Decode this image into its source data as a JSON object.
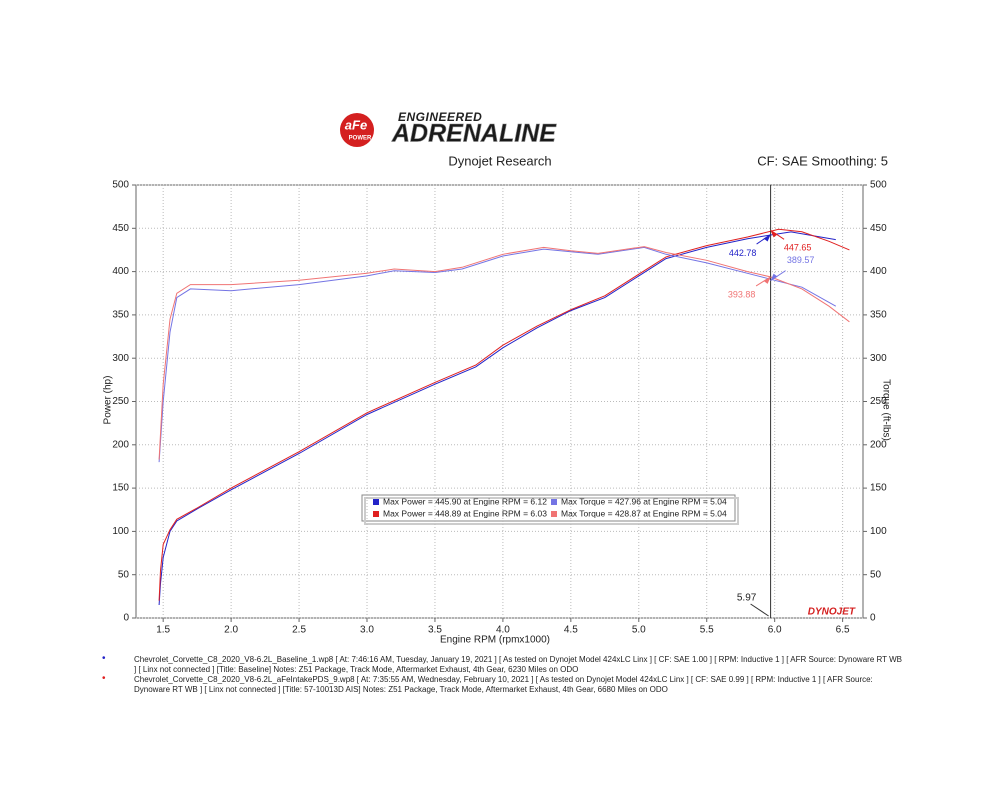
{
  "chart_data": {
    "type": "line",
    "brand": {
      "badge": "aFe",
      "badge_sub": "POWER",
      "tagline": "ENGINEERED",
      "wordmark": "ADRENALINE",
      "footer_logo": "DYNOJET"
    },
    "title": "Dynojet Research",
    "subtitle": "CF: SAE Smoothing: 5",
    "x_label": "Engine RPM (rpmx1000)",
    "y_label": "Power (hp)",
    "y2_label": "Torque (ft-lbs)",
    "xlim": [
      1.3,
      6.65
    ],
    "ylim": [
      0,
      500
    ],
    "y2lim": [
      0,
      500
    ],
    "xticks": [
      1.5,
      {
        "value": 2,
        "label": "2.0"
      },
      2.5,
      {
        "value": 3,
        "label": "3.0"
      },
      3.5,
      {
        "value": 4,
        "label": "4.0"
      },
      4.5,
      {
        "value": 5,
        "label": "5.0"
      },
      5.5,
      {
        "value": 6,
        "label": "6.0"
      },
      6.5
    ],
    "yticks": [
      0,
      50,
      100,
      150,
      200,
      250,
      300,
      350,
      400,
      450,
      500
    ],
    "y2ticks": [
      0,
      50,
      100,
      150,
      200,
      250,
      300,
      350,
      400,
      450,
      500
    ],
    "grid": true,
    "cursor": {
      "x": 5.97
    },
    "series": [
      {
        "name": "Max Power = 445.90 at Engine RPM = 6.12",
        "color": "#2323c8",
        "axis": "y",
        "cursor_value": 442.78,
        "x": [
          1.47,
          1.48,
          1.5,
          1.55,
          1.6,
          1.75,
          2.0,
          2.5,
          3.0,
          3.5,
          3.8,
          4.0,
          4.25,
          4.5,
          4.75,
          5.0,
          5.2,
          5.5,
          5.8,
          6.0,
          6.12,
          6.3,
          6.45
        ],
        "values": [
          15,
          40,
          70,
          100,
          112,
          126,
          148,
          190,
          235,
          270,
          290,
          312,
          335,
          355,
          370,
          395,
          415,
          428,
          438,
          443,
          445.9,
          441,
          437
        ]
      },
      {
        "name": "Max Power = 448.89 at Engine RPM = 6.03",
        "color": "#e02020",
        "axis": "y",
        "cursor_value": 447.65,
        "x": [
          1.47,
          1.48,
          1.5,
          1.55,
          1.6,
          1.75,
          2.0,
          2.5,
          3.0,
          3.5,
          3.8,
          4.0,
          4.25,
          4.5,
          4.75,
          5.0,
          5.2,
          5.5,
          5.8,
          6.03,
          6.2,
          6.4,
          6.55
        ],
        "values": [
          20,
          55,
          85,
          102,
          114,
          127,
          150,
          192,
          237,
          272,
          292,
          315,
          337,
          356,
          372,
          397,
          417,
          430,
          440,
          448.89,
          446,
          435,
          425
        ]
      },
      {
        "name": "Max Torque = 427.96 at Engine RPM = 5.04",
        "color": "#7474e4",
        "axis": "y2",
        "cursor_value": 389.57,
        "x": [
          1.47,
          1.5,
          1.55,
          1.6,
          1.7,
          2.0,
          2.5,
          3.0,
          3.2,
          3.5,
          3.7,
          4.0,
          4.3,
          4.5,
          4.7,
          5.04,
          5.2,
          5.5,
          5.8,
          6.0,
          6.2,
          6.45
        ],
        "values": [
          180,
          250,
          330,
          370,
          380,
          378,
          385,
          395,
          401,
          399,
          403,
          418,
          426,
          423,
          420,
          427.96,
          420,
          410,
          398,
          390,
          382,
          360
        ]
      },
      {
        "name": "Max Torque = 428.87 at Engine RPM = 5.04",
        "color": "#f07474",
        "axis": "y2",
        "cursor_value": 393.88,
        "x": [
          1.47,
          1.5,
          1.55,
          1.6,
          1.7,
          2.0,
          2.5,
          3.0,
          3.2,
          3.5,
          3.7,
          4.0,
          4.3,
          4.5,
          4.7,
          5.04,
          5.2,
          5.5,
          5.8,
          5.97,
          6.2,
          6.4,
          6.55
        ],
        "values": [
          183,
          270,
          345,
          375,
          385,
          385,
          390,
          398,
          403,
          400,
          405,
          420,
          428,
          424,
          421,
          428.87,
          422,
          413,
          400,
          393.88,
          380,
          360,
          342
        ]
      }
    ],
    "notes": [
      {
        "color": "#2323c8",
        "text": "Chevrolet_Corvette_C8_2020_V8-6.2L_Baseline_1.wp8 [ At: 7:46:16 AM, Tuesday, January 19, 2021 ] [ As tested on Dynojet Model 424xLC Linx ] [ CF: SAE 1.00 ] [ RPM: Inductive 1 ] [ AFR Source: Dynoware RT WB ] [ Linx not connected ] [Title: Baseline]  Notes: Z51 Package, Track Mode, Aftermarket Exhaust, 4th Gear, 6230 Miles on ODO"
      },
      {
        "color": "#e02020",
        "text": "Chevrolet_Corvette_C8_2020_V8-6.2L_aFeIntakePDS_9.wp8 [ At: 7:35:55 AM, Wednesday, February 10, 2021 ] [ As tested on Dynojet Model 424xLC Linx ] [ CF: SAE 0.99 ] [ RPM: Inductive 1 ] [ AFR Source: Dynoware RT WB ] [ Linx not connected ] [Title: 57-10013D AIS]  Notes: Z51 Package, Track Mode, Aftermarket Exhaust, 4th Gear, 6680 Miles on ODO"
      }
    ]
  }
}
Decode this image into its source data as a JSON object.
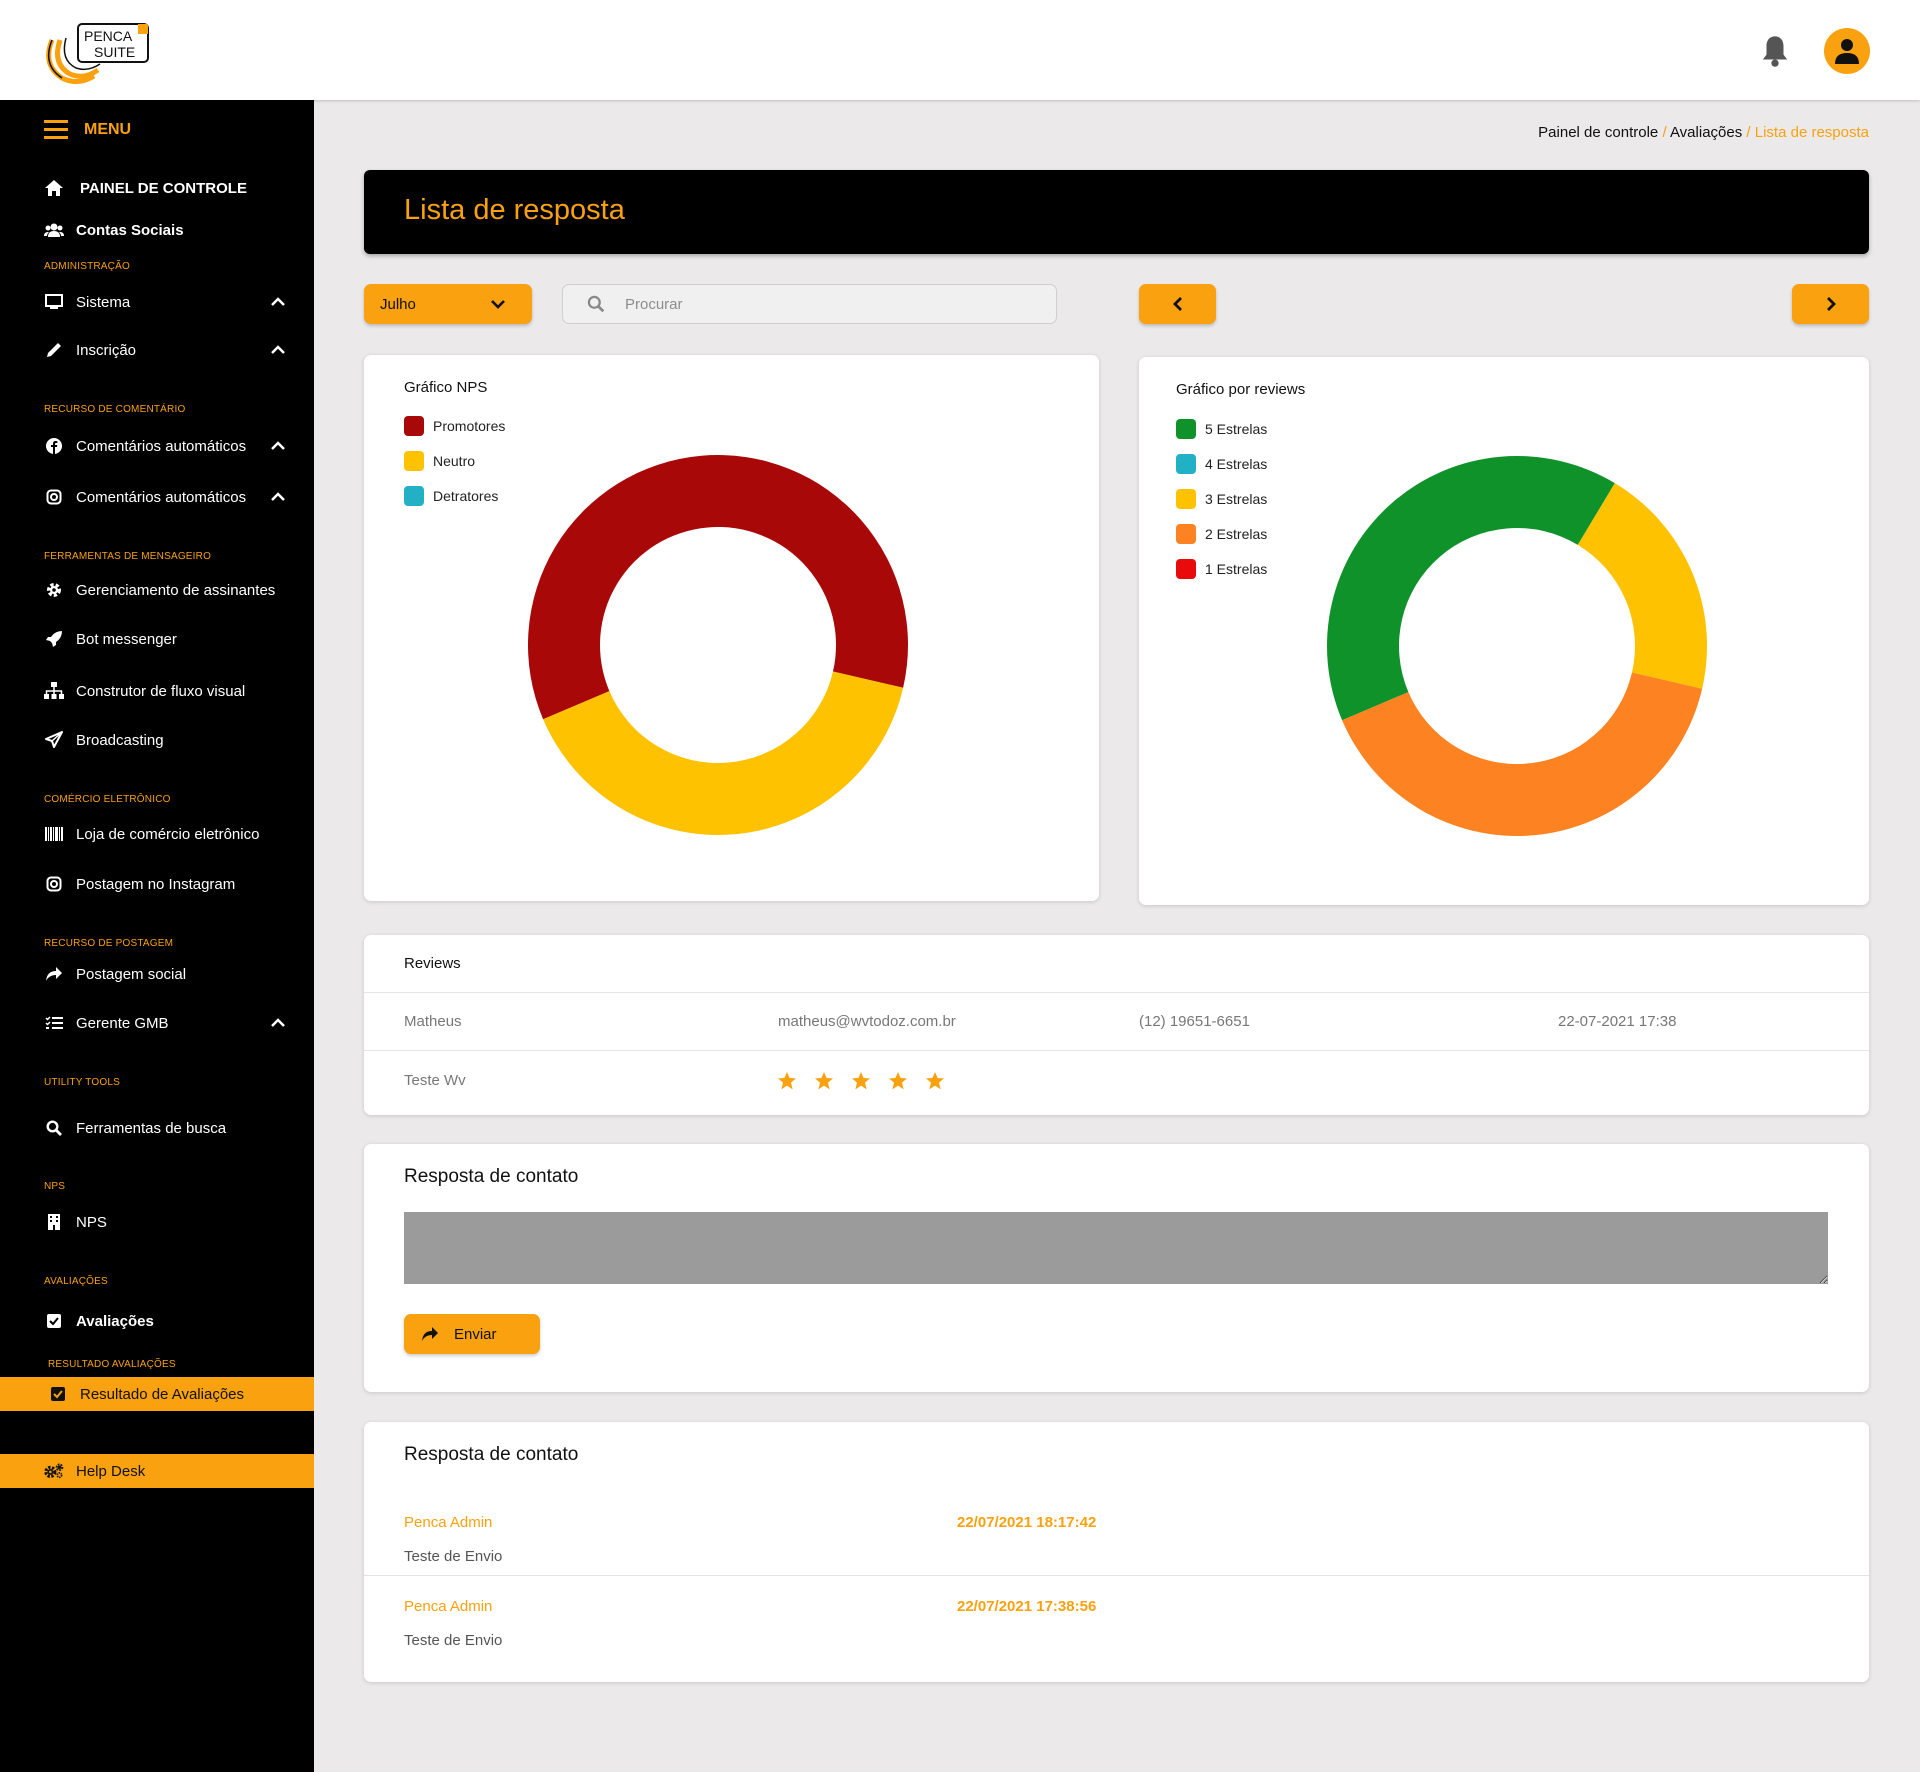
{
  "header": {
    "logo_text_top": "PENCA",
    "logo_text_bottom": "SUITE"
  },
  "sidebar": {
    "menu_label": "MENU",
    "items": [
      {
        "label": "PAINEL DE CONTROLE",
        "icon": "home-icon"
      },
      {
        "label": "Contas Sociais",
        "icon": "users-icon"
      },
      {
        "section": "ADMINISTRAÇÃO"
      },
      {
        "label": "Sistema",
        "icon": "monitor-icon"
      },
      {
        "label": "Inscrição",
        "icon": "pencil-icon"
      },
      {
        "section": "RECURSO DE COMENTÁRIO"
      },
      {
        "label": "Comentários automáticos",
        "icon": "facebook-icon"
      },
      {
        "label": "Comentários automáticos",
        "icon": "instagram-icon"
      },
      {
        "section": "FERRAMENTAS DE MENSAGEIRO"
      },
      {
        "label": "Gerenciamento de assinantes",
        "icon": "gear-icon"
      },
      {
        "label": "Bot messenger",
        "icon": "rocket-icon"
      },
      {
        "label": "Construtor de fluxo visual",
        "icon": "sitemap-icon"
      },
      {
        "label": "Broadcasting",
        "icon": "paper-plane-icon"
      },
      {
        "section": "COMÉRCIO ELETRÔNICO"
      },
      {
        "label": "Loja de comércio eletrônico",
        "icon": "barcode-icon"
      },
      {
        "label": "Postagem no Instagram",
        "icon": "instagram-icon"
      },
      {
        "section": "RECURSO DE POSTAGEM"
      },
      {
        "label": "Postagem social",
        "icon": "share-icon"
      },
      {
        "label": "Gerente GMB",
        "icon": "list-icon"
      },
      {
        "section": "UTILITY TOOLS"
      },
      {
        "label": "Ferramentas de busca",
        "icon": "search-icon"
      },
      {
        "section": "NPS"
      },
      {
        "label": "NPS",
        "icon": "building-icon"
      },
      {
        "section": "AVALIAÇÕES"
      },
      {
        "label": "Avaliações",
        "icon": "checkbox-icon"
      },
      {
        "section": "RESULTADO AVALIAÇÕES"
      },
      {
        "label": "Resultado de Avaliações",
        "icon": "checkbox-icon"
      },
      {
        "label": "Help Desk",
        "icon": "cogs-icon"
      }
    ]
  },
  "breadcrumb": {
    "items": [
      "Painel de controle",
      "Avaliações",
      "Lista de resposta"
    ],
    "separator": "/"
  },
  "page": {
    "title": "Lista de resposta"
  },
  "filters": {
    "month_selected": "Julho",
    "search_placeholder": "Procurar"
  },
  "colors": {
    "accent": "#f9a10e",
    "sidebar_bg": "#000000"
  },
  "chart_data": [
    {
      "type": "pie",
      "title": "Gráfico NPS",
      "donut": true,
      "legend_position": "top-left",
      "categories": [
        "Promotores",
        "Neutro",
        "Detratores"
      ],
      "values": [
        60,
        40,
        0
      ],
      "colors": [
        "#a90808",
        "#fec200",
        "#22b1c4"
      ]
    },
    {
      "type": "pie",
      "title": "Gráfico por reviews",
      "donut": true,
      "legend_position": "top-left",
      "categories": [
        "5 Estrelas",
        "4 Estrelas",
        "3 Estrelas",
        "2 Estrelas",
        "1 Estrelas"
      ],
      "values": [
        40,
        0,
        20,
        40,
        0
      ],
      "colors": [
        "#10922b",
        "#22b1c4",
        "#fec200",
        "#fd8221",
        "#e90b0b"
      ]
    }
  ],
  "reviews": {
    "title": "Reviews",
    "rows": [
      {
        "name": "Matheus",
        "email": "matheus@wvtodoz.com.br",
        "phone": "(12) 19651-6651",
        "date": "22-07-2021 17:38"
      },
      {
        "name": "Teste Wv",
        "stars": 5
      }
    ]
  },
  "reply_form": {
    "title": "Resposta de contato",
    "send_label": "Enviar"
  },
  "replies": {
    "title": "Resposta de contato",
    "items": [
      {
        "author": "Penca Admin",
        "date": "22/07/2021 18:17:42",
        "text": "Teste de Envio"
      },
      {
        "author": "Penca Admin",
        "date": "22/07/2021 17:38:56",
        "text": "Teste de Envio"
      }
    ]
  }
}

• Instructions for the task:
Of the lines in the data, how many hold the string "Estrelas"? State the number, nothing else.

• Final answer:
5